_Given task a:_ Reproduce the rows word for word, everything from the line containing "polygon-tool-icon[interactable] — [268, 6, 290, 28]" down to the line containing "list-item[interactable]: CALIFORNIA 0", both of those lines included.

_Text extract:_
When you think about strategy in what you're seeing presently today, where might there be gaps in data strategy? What are financial brands missing, not thinking about, they don't have awareness, they don't have clarity, and it's those blind spots in their strategy? Or perhaps it's just a lack of strategy altogether that is preventing them from maximizing digital growth through data. What is it that they don't know that's hurting the most?

 

Anne Legg:

Well, let's just start off with my favorite statistic, which is what percentage of all financial institutions actually have a data strategy. It's only 30%. Okay. So it's the lack, but within that lack specifically, it is around understanding what you're trying to use your data to solve for. Those are called those use cases, all right? In our language, in the credit union business language, it's going to be, hey, what's my business case? Or actually, let's articulate real tightly on this, what's my member's problem? Your member actually has just four problems that they want the credit union to solve. They have a shelter problem, a transportation problem, a travel and play problem, and a rainy day and retirement problem. Ideally not all of those at the same time. What is the friction that the member has getting that problem solved? That use case piece in there, that's really big.

 

The second piece on that is if you've got use case, then you're going to need to be thinking about data governance. And I know there's probably a lot of people who are like, that is the least [inaudible 00:10:37] attractive thing you could have ever said. Data governance, I want all of you financial institution people to just anchor on me for a minute here, data governance, just move out the word, you're currently doing it, it's called loan governance. You have to know the quality of where you're pulling information so that you've got quality reports. It is that simple, but you are willing, you going to be regulated on it if you aren't already. So please, please, if you understand what you're going to do with your data, let's throw some governance in there to make sure it's quality. And then that final piece where we see a lot of organizations really struggle is around building up the talent capability.

_Entries shown:_
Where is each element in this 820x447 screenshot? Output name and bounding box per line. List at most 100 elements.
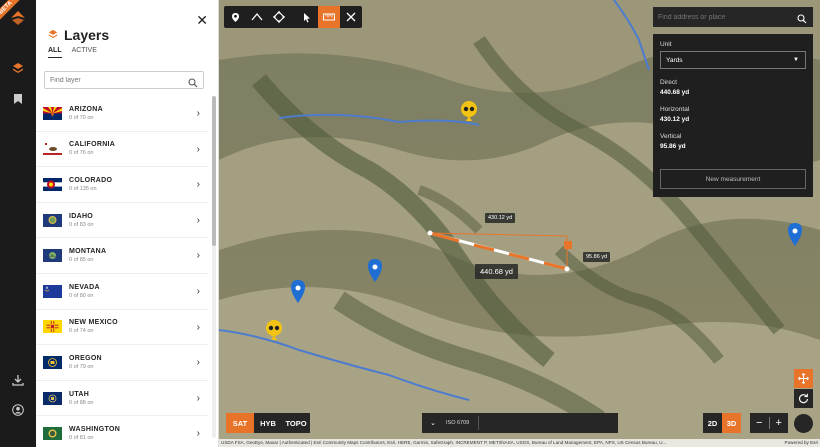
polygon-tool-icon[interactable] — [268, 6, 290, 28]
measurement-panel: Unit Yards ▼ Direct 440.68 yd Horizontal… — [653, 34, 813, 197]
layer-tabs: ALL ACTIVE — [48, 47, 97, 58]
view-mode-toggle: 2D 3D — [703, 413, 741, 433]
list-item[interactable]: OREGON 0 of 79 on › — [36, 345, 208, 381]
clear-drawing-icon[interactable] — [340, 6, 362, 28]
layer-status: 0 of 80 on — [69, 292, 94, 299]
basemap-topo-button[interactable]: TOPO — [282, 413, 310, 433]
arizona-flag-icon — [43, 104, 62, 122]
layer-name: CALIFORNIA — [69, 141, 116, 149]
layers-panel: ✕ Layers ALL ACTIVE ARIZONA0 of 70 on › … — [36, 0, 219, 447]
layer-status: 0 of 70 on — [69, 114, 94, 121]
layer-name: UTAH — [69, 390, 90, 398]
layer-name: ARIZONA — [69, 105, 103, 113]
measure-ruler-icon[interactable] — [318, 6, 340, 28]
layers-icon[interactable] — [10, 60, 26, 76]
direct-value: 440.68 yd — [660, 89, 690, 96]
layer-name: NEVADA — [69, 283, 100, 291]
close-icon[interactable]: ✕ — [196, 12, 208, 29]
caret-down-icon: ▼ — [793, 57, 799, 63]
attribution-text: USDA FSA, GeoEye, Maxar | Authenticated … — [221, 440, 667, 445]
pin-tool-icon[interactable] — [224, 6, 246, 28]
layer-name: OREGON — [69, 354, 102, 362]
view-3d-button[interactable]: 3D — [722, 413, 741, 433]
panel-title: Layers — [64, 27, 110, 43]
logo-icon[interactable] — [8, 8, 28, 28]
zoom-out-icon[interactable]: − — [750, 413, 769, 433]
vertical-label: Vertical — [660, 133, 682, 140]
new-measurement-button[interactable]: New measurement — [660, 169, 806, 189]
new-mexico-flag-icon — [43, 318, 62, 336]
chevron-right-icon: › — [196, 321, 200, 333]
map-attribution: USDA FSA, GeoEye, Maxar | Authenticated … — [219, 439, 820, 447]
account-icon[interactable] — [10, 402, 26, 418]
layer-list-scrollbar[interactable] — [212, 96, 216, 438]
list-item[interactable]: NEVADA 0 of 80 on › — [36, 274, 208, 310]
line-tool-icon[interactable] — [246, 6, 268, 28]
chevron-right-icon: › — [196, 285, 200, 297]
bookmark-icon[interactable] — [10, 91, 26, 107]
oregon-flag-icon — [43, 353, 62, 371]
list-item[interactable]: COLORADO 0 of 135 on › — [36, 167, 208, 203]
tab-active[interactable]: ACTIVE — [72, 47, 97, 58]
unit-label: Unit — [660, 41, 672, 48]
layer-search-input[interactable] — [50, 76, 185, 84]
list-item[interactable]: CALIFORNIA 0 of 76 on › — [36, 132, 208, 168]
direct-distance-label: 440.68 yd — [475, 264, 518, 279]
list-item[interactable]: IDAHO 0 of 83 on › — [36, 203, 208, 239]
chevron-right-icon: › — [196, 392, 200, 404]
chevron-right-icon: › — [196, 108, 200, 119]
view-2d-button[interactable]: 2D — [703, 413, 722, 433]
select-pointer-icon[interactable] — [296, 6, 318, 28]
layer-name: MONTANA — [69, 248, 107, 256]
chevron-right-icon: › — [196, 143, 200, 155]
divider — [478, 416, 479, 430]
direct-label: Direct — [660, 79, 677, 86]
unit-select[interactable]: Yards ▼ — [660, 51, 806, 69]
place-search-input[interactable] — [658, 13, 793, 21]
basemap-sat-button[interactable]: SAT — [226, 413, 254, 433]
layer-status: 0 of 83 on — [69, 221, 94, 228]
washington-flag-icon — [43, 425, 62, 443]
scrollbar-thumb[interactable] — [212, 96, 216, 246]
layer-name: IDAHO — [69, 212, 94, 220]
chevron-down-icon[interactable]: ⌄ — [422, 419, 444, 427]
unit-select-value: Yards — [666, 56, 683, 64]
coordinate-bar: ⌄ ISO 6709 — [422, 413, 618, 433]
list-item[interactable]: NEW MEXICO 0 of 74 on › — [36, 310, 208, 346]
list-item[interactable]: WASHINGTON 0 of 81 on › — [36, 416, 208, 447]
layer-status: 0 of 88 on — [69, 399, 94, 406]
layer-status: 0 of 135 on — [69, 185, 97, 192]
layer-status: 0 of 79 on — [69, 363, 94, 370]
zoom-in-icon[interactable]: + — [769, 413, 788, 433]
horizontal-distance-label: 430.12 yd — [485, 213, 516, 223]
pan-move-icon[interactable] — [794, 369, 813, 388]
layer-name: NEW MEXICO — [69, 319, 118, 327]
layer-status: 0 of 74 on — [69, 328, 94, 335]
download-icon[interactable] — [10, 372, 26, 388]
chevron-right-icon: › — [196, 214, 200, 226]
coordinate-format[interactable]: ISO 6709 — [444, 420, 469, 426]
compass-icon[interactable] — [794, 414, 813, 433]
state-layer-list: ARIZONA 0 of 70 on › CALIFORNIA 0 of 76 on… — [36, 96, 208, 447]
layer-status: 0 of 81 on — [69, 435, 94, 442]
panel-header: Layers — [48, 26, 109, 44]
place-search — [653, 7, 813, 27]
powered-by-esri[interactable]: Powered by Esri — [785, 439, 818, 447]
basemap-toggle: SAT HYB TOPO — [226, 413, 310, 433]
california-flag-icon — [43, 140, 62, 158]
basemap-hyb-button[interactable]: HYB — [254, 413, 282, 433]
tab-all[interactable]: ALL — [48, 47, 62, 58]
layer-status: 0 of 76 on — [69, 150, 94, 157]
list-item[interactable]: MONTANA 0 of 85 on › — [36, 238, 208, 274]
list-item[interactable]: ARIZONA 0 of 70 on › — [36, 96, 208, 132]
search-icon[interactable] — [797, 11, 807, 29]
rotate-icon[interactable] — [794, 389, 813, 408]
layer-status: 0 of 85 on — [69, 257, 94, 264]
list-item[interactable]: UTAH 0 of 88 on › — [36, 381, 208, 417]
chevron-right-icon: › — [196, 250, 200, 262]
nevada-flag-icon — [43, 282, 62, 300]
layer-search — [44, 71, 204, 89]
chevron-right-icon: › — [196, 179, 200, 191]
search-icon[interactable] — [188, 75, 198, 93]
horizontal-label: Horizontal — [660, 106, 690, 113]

_Given task b:_ Carry on the interview about data strategy at financial institutions, starting right after its final sentence.

_Task output a:_
polygon-tool-icon[interactable] — [268, 6, 290, 28]
measurement-panel: Unit Yards ▼ Direct 440.68 yd Horizontal… — [653, 34, 813, 197]
layer-tabs: ALL ACTIVE — [48, 47, 97, 58]
view-mode-toggle: 2D 3D — [703, 413, 741, 433]
list-item[interactable]: OREGON 0 of 79 on › — [36, 345, 208, 381]
clear-drawing-icon[interactable] — [340, 6, 362, 28]
layer-status: 0 of 80 on — [69, 292, 94, 299]
basemap-topo-button[interactable]: TOPO — [282, 413, 310, 433]
arizona-flag-icon — [43, 104, 62, 122]
layer-name: CALIFORNIA — [69, 141, 116, 149]
layers-panel: ✕ Layers ALL ACTIVE ARIZONA0 of 70 on › … — [36, 0, 219, 447]
layer-status: 0 of 70 on — [69, 114, 94, 121]
layer-name: UTAH — [69, 390, 90, 398]
layer-name: ARIZONA — [69, 105, 103, 113]
measure-ruler-icon[interactable] — [318, 6, 340, 28]
layers-icon[interactable] — [10, 60, 26, 76]
direct-value: 440.68 yd — [660, 89, 690, 96]
layer-name: NEVADA — [69, 283, 100, 291]
close-icon[interactable]: ✕ — [196, 12, 208, 29]
caret-down-icon: ▼ — [793, 57, 799, 63]
attribution-text: USDA FSA, GeoEye, Maxar | Authenticated … — [221, 440, 667, 445]
pin-tool-icon[interactable] — [224, 6, 246, 28]
layer-name: OREGON — [69, 354, 102, 362]
view-3d-button[interactable]: 3D — [722, 413, 741, 433]
panel-title: Layers — [64, 27, 110, 43]
logo-icon[interactable] — [8, 8, 28, 28]
zoom-out-icon[interactable]: − — [750, 413, 769, 433]
vertical-label: Vertical — [660, 133, 682, 140]
new-measurement-button[interactable]: New measurement — [660, 169, 806, 189]
new-mexico-flag-icon — [43, 318, 62, 336]
chevron-right-icon: › — [196, 321, 200, 333]
map-attribution: USDA FSA, GeoEye, Maxar | Authenticated … — [219, 439, 820, 447]
account-icon[interactable] — [10, 402, 26, 418]
layer-list-scrollbar[interactable] — [212, 96, 216, 438]
list-item[interactable]: NEVADA 0 of 80 on › — [36, 274, 208, 310]
line-tool-icon[interactable] — [246, 6, 268, 28]
chevron-right-icon: › — [196, 285, 200, 297]
bookmark-icon[interactable] — [10, 91, 26, 107]
oregon-flag-icon — [43, 353, 62, 371]
list-item[interactable]: COLORADO 0 of 135 on › — [36, 167, 208, 203]
tab-active[interactable]: ACTIVE — [72, 47, 97, 58]
unit-label: Unit — [660, 41, 672, 48]
layer-search-input[interactable] — [50, 76, 185, 84]
list-item[interactable]: CALIFORNIA 0 of 76 on › — [36, 132, 208, 168]

_Task output b:_
Hey, if I understand this is my member's friction and I'm being able to build out, so I've got my use case, I've got my governance to understand how quality is, my people have to, it is not going to be magical. You are not going to build it and say, "Here's this amazing dashboard, go build." That is not going to happen. People have to understand, hey, how does my piece fit into that? It's going to be information that they need. What information do they need to solve that member friction? That, my friends, is all gorgeous data. So wrap that whole thing with a little bit of translation, but it most importantly is you have to have a strategy that is going to be end user focused and let's just say member focused to solve their problems and being able to then build up talent capability to help you solve those.

 

James Robert Lay:

So, summarizing all of that, a lack of clarity into what are the major pain points that we're solving or curing those problems around lack of quality of data, data governance, and once again, I think though that word data governance can put a lot of people to sleep. But I mean maybe a way to think about this is like front stage and backstage. Your front stage can only be as good as your backstage and the backstage is the data governance piece. Garbage in, garbage out.

 

Anne Legg:

If you don't have people, and let's just think about a stage for a minute, you've got all these stage hands are pulling up and down curtains and sets and-

 

James Robert Lay:

Lights.

 

Anne Legg:

Lights and audio. If any one of them drop the ball and don't do what they're supposed to do, that performance suffers.

 

James Robert Lay:

Yes, it does.

 

Anne Legg:

So that's exactly a beautiful way of looking at it.

 

James Robert Lay:

And then I'll call it lack of capability and probably closely tied to that, which you mentioned talent.

 

Anne Legg:

Right.

 

James Robert Lay:

Maybe technology, but I think technology is secondary to talent, because what good is technology if the talent doesn't know how to utilize the capability to its fullest extent? And then closely related to the capability is capacity, creating that space to create the future to get out of what we're doing in the present moment. It's like, what are we going to have to stop or give up or elevate or bring in capability to begin to move the ship forward? Otherwise, we remain anchored in the present moment. And I think, you mentioned something too; time. How long should a financial brand be thinking when it comes to defining and clarifying their data strategy to maximize their digital growth? Because back to your point, 70% of financial brands do not have a defined data strategy. How long to realize the benefits? Is it three months, one year, three years, five years? Because I think context here is very important when thinking about bringing the future into the present moment.

 

Anne Legg:

So let's kind of unpack data strategy for a minute. First of all, data strategy is going to be very dynamic because it's going to depend on how well you can access your data. So with that, knowing that, on average you are going to build a data strategy that's going to be around five years. And I know as everybody just gasped because they're like, "Whoa, we only think about things in the next 90 days." Let me be clear about what you see in the five years. Again, at the end of that five years, you've got that roadmap, right? I want to have members equipped to live and give more abundantly.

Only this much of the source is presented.